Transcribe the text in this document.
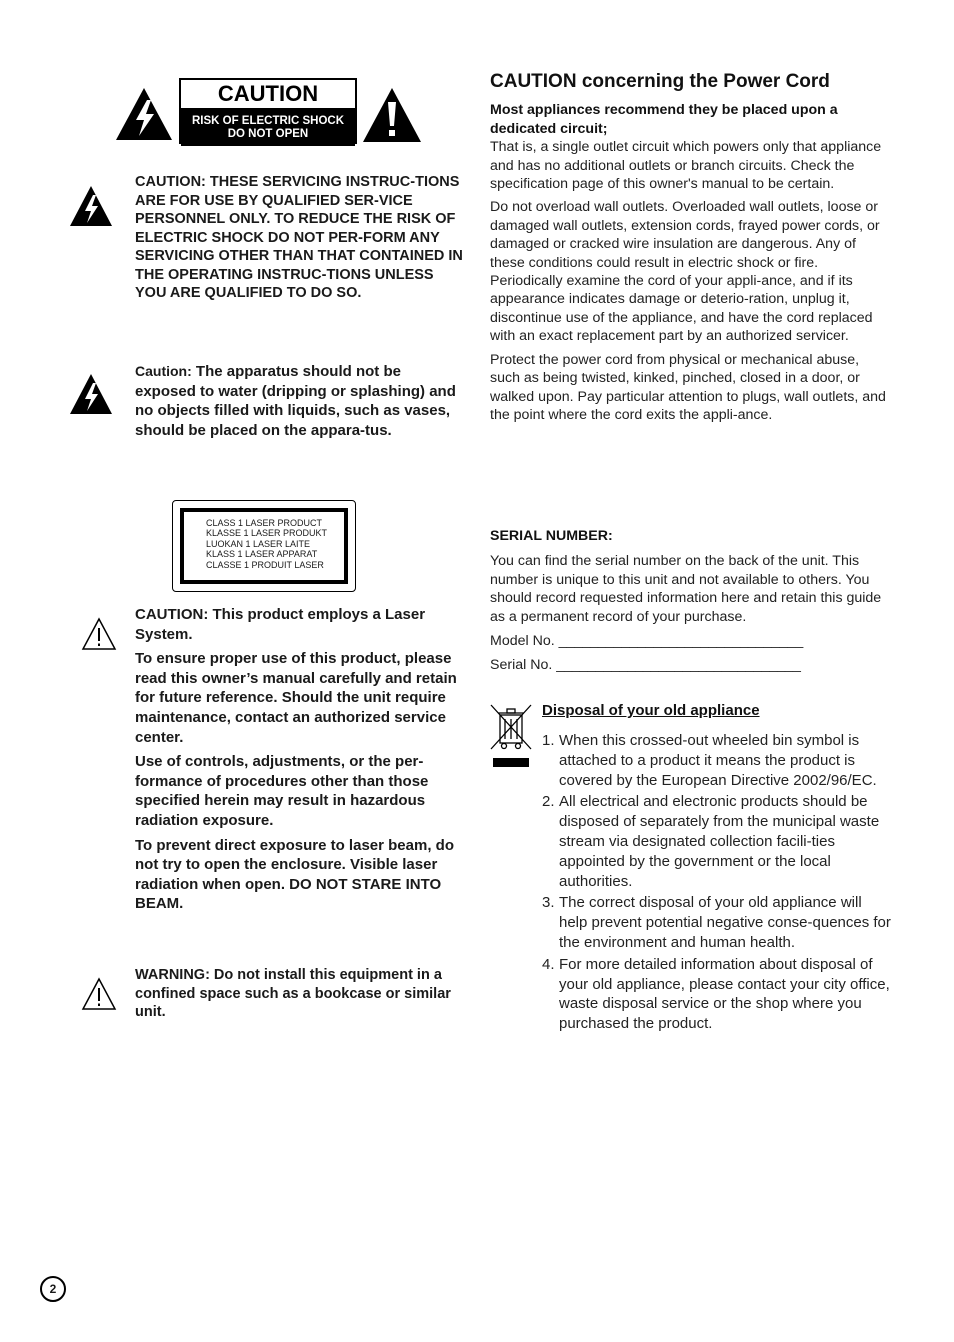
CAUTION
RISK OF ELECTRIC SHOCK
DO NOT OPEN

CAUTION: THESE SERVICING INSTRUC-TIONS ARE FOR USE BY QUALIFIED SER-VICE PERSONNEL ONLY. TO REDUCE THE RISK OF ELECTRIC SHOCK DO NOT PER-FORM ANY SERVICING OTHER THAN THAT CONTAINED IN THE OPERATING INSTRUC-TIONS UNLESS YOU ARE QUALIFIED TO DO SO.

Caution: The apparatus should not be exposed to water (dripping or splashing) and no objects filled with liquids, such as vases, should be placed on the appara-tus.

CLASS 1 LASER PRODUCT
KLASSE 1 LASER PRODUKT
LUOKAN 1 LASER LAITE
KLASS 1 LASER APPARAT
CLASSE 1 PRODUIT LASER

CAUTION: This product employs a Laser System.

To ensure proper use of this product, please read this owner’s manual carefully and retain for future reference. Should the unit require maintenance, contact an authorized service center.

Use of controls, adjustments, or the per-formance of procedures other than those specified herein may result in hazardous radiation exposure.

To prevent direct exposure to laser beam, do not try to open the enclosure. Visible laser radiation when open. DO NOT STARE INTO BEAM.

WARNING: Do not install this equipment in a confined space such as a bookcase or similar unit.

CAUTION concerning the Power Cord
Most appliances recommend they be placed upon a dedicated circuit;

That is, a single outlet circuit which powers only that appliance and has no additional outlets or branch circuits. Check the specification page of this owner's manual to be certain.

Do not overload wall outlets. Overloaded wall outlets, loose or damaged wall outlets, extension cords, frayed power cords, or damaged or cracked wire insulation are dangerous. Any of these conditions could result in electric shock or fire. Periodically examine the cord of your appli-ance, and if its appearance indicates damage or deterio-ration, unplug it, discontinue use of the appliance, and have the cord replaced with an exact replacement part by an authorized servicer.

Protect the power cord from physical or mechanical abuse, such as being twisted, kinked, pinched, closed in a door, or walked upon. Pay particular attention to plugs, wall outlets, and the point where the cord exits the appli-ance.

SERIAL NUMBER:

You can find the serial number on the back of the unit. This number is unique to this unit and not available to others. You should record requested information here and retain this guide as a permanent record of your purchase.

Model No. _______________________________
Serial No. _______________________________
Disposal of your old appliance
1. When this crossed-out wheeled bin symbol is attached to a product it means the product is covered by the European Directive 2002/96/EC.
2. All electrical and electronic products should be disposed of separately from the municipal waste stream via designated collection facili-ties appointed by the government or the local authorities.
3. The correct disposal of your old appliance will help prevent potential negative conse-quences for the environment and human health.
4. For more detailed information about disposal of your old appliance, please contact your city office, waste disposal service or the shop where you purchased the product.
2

.....

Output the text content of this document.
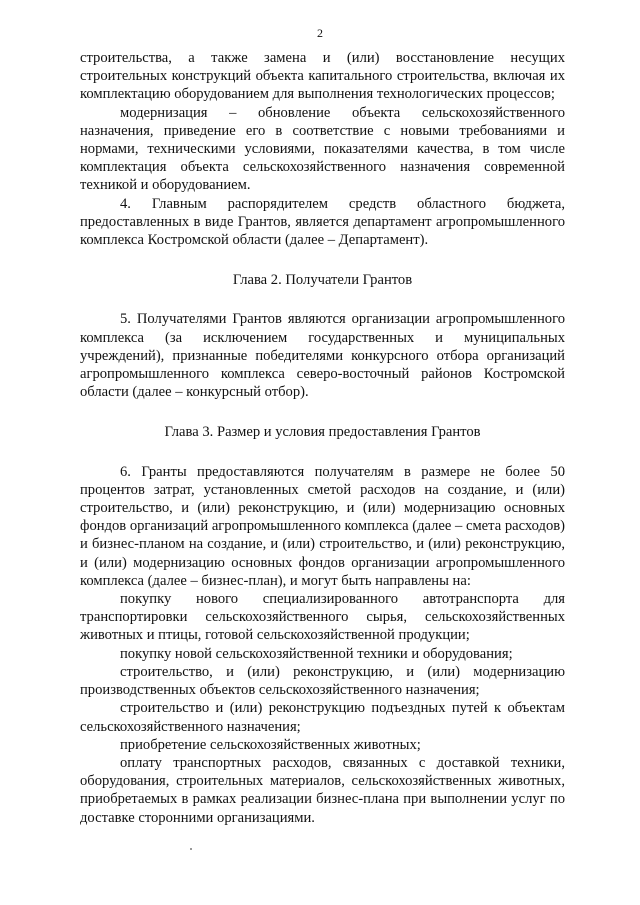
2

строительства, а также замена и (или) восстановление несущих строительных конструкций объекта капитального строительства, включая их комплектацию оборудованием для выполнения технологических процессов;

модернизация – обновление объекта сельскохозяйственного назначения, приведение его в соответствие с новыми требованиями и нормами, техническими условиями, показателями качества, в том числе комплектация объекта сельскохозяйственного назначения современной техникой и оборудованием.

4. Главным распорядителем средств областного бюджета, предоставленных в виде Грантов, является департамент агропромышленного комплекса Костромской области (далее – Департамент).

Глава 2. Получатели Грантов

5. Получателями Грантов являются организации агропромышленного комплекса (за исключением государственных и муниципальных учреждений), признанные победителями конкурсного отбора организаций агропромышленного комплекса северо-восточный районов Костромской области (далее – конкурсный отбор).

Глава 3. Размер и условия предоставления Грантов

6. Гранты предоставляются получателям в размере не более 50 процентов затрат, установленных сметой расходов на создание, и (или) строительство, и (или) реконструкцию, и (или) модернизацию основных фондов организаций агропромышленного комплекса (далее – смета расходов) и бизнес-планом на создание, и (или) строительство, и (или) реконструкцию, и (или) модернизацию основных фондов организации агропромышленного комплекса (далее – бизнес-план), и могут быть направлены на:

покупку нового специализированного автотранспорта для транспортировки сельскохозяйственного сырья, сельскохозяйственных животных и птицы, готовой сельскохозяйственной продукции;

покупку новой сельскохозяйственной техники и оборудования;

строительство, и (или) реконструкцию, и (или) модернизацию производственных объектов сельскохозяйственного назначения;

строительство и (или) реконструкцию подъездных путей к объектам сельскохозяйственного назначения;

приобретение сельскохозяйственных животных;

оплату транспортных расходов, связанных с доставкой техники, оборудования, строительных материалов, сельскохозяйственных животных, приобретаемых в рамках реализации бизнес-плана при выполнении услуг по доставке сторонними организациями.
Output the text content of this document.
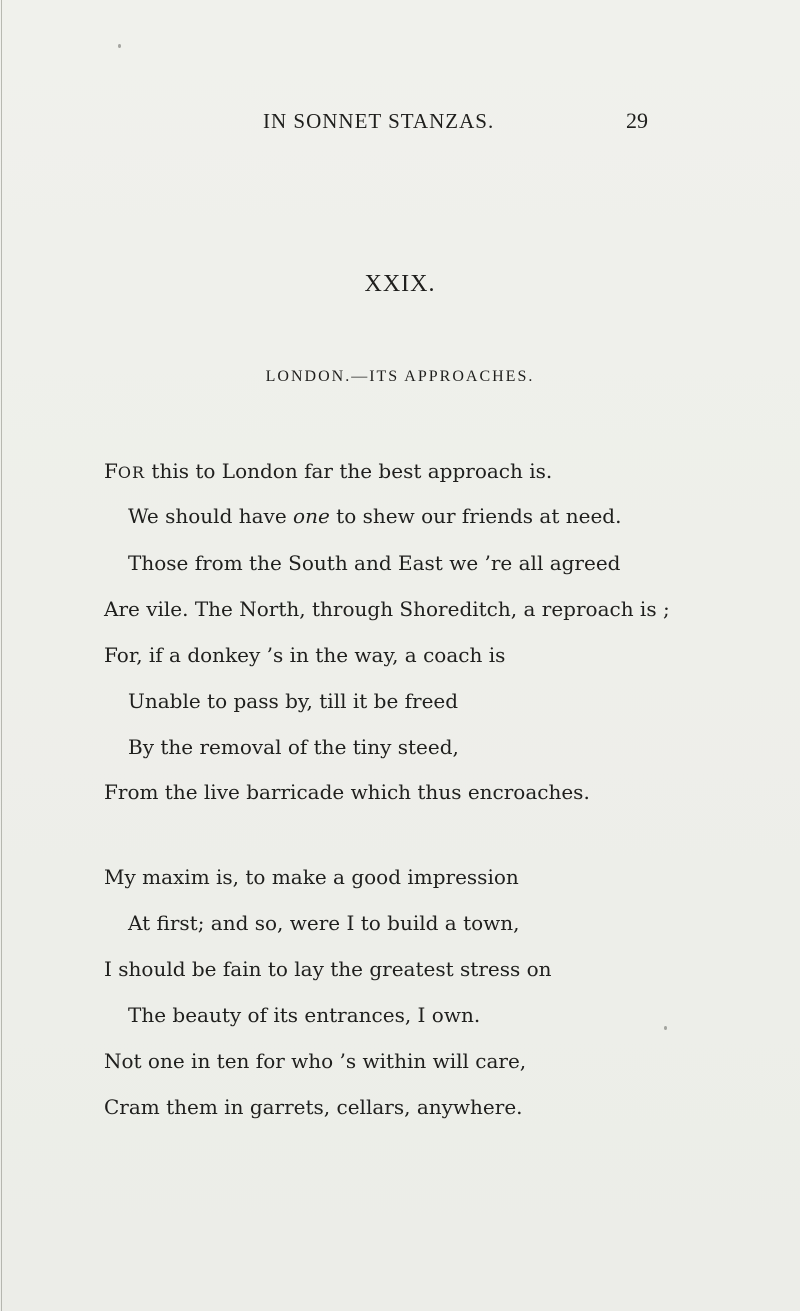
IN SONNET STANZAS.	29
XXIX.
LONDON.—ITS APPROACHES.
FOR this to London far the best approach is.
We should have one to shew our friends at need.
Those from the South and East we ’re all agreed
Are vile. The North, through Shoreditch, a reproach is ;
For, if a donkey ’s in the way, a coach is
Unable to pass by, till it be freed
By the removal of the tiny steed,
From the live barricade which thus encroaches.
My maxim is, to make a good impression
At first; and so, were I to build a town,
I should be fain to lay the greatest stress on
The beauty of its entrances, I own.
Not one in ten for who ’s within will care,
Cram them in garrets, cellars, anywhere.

.....

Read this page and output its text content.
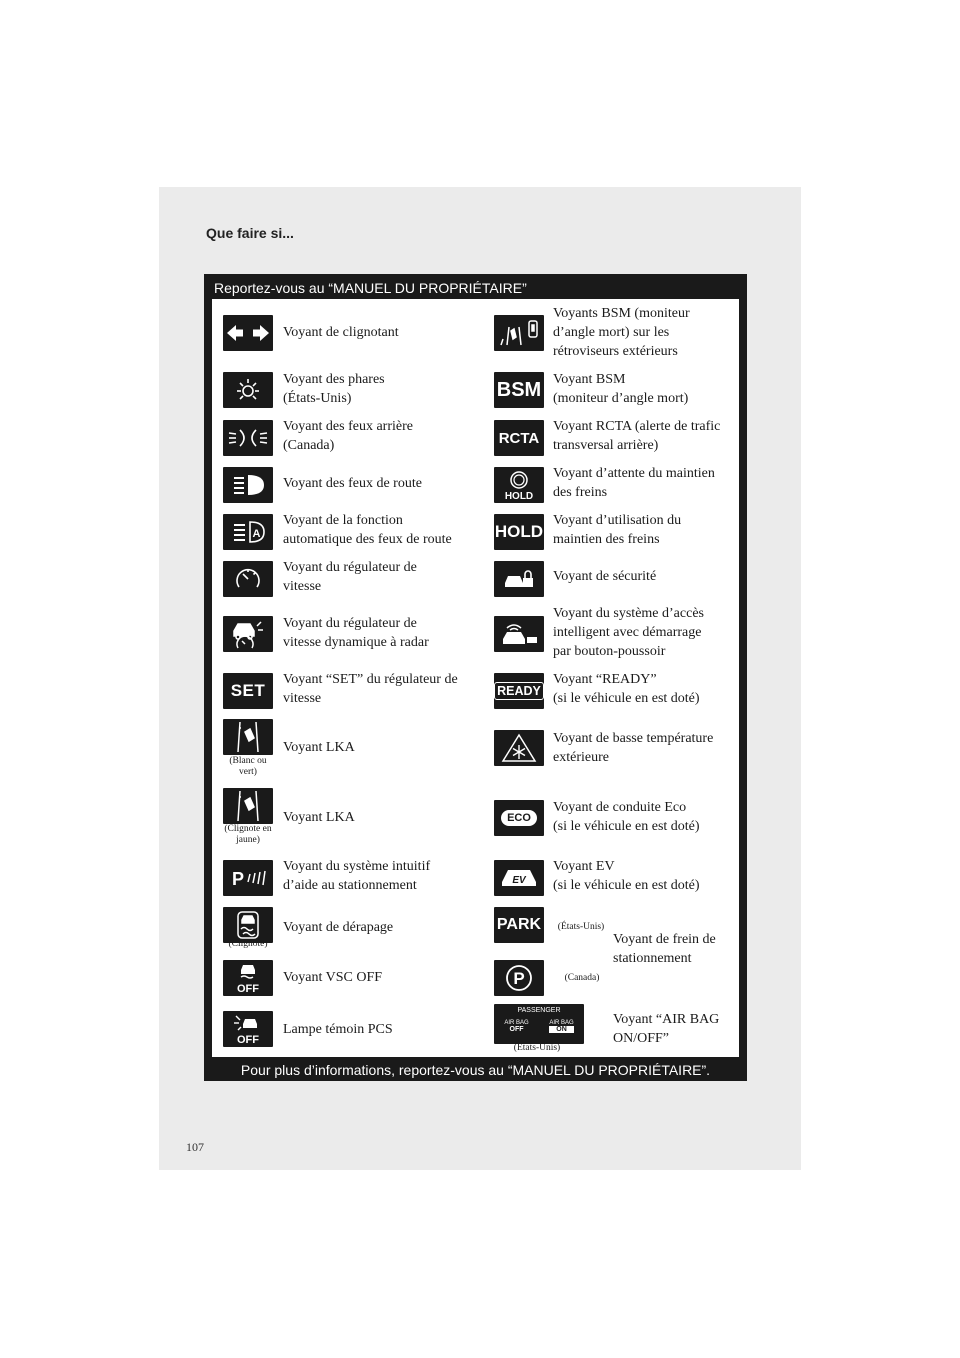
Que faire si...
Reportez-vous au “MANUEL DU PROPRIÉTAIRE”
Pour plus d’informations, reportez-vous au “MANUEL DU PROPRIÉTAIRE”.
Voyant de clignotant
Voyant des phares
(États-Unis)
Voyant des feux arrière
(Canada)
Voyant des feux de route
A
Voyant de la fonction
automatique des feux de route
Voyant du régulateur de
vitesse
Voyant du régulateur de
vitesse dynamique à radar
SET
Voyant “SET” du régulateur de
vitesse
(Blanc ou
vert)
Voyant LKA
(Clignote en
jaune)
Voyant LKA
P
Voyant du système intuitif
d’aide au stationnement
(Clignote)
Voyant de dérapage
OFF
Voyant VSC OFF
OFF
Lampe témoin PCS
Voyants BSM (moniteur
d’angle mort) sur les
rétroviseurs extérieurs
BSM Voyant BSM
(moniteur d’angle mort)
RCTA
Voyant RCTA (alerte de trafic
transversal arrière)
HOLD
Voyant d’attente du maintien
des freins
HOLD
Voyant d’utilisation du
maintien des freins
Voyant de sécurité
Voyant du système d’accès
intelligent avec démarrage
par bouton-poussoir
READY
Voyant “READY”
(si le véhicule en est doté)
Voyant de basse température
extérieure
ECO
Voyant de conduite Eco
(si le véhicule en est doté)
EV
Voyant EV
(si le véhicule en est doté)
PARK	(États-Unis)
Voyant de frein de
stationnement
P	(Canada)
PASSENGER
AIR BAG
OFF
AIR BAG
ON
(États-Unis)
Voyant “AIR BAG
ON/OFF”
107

.....

--- EXERCISE DIRECTIONS ---
Scan the listing above. Gather each line that contains the word "text".

--- EXERCISE RESULT ---
Transcribe the text in this document.
Output the text content of this document.
Output the text content of this document.
Read this page and output its text content.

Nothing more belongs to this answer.